* **WHAT YOU WILL DO**:
All lines featuring the string "Ravenspurn" are to be listed.

* **EXERCISE DATA**:
----

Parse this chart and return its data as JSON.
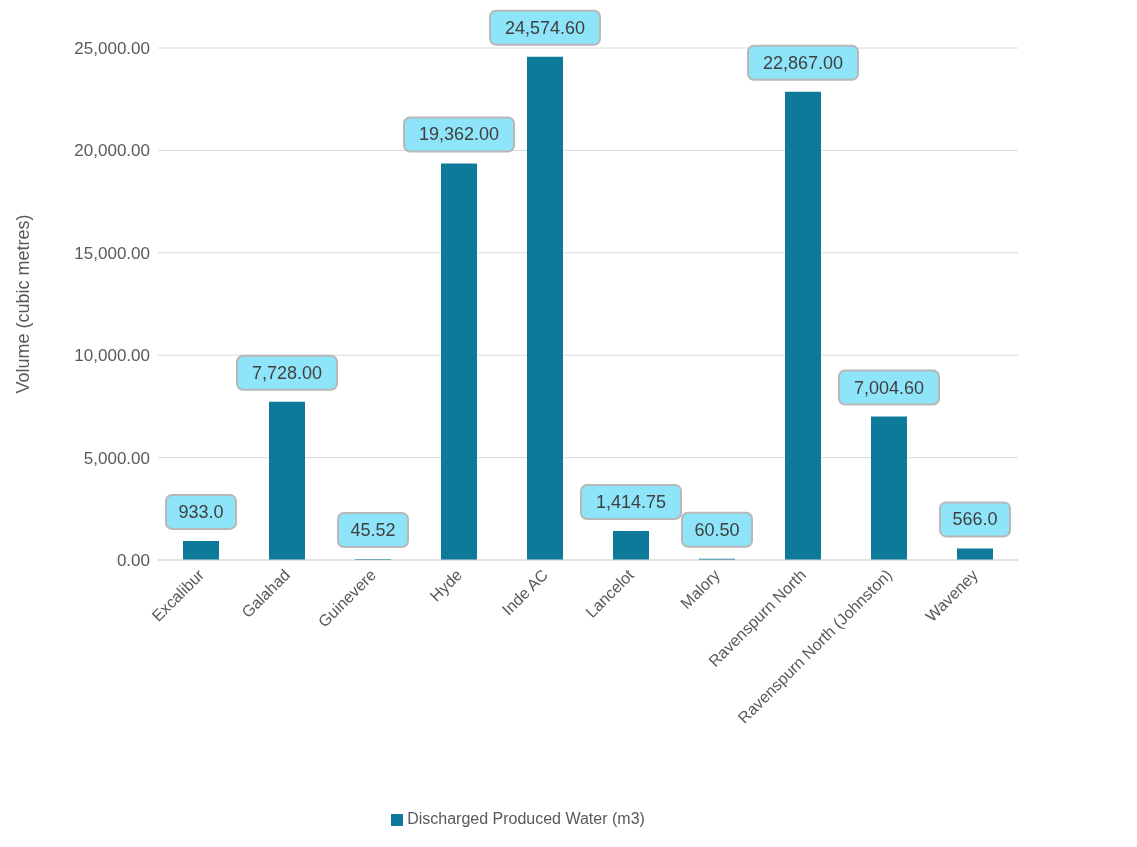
{
  "chart_data": {
    "type": "bar",
    "ylabel": "Volume (cubic metres)",
    "categories": [
      "Excalibur",
      "Galahad",
      "Guinevere",
      "Hyde",
      "Inde AC",
      "Lancelot",
      "Malory",
      "Ravenspurn North",
      "Ravenspurn North (Johnston)",
      "Waveney"
    ],
    "series": [
      {
        "name": "Discharged Produced Water (m3)",
        "color": "#0e7a9a",
        "values": [
          933,
          7728,
          45.52,
          19362,
          24574.6,
          1414.75,
          60.5,
          22867,
          7004.6,
          566
        ],
        "value_labels": [
          "933.0",
          "7,728.00",
          "45.52",
          "19,362.00",
          "24,574.60",
          "1,414.75",
          "60.50",
          "22,867.00",
          "7,004.60",
          "566.0"
        ]
      }
    ],
    "ylim": [
      0,
      25000
    ],
    "yticks": [
      {
        "value": 0,
        "label": "0.00"
      },
      {
        "value": 5000,
        "label": "5,000.00"
      },
      {
        "value": 10000,
        "label": "10,000.00"
      },
      {
        "value": 15000,
        "label": "15,000.00"
      },
      {
        "value": 20000,
        "label": "20,000.00"
      },
      {
        "value": 25000,
        "label": "25,000.00"
      }
    ],
    "grid": "y",
    "legend": "bottom"
  }
}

----

* **FINISHED EXERCISE**:
      "Ravenspurn North",
      "Ravenspurn North (Johnston)",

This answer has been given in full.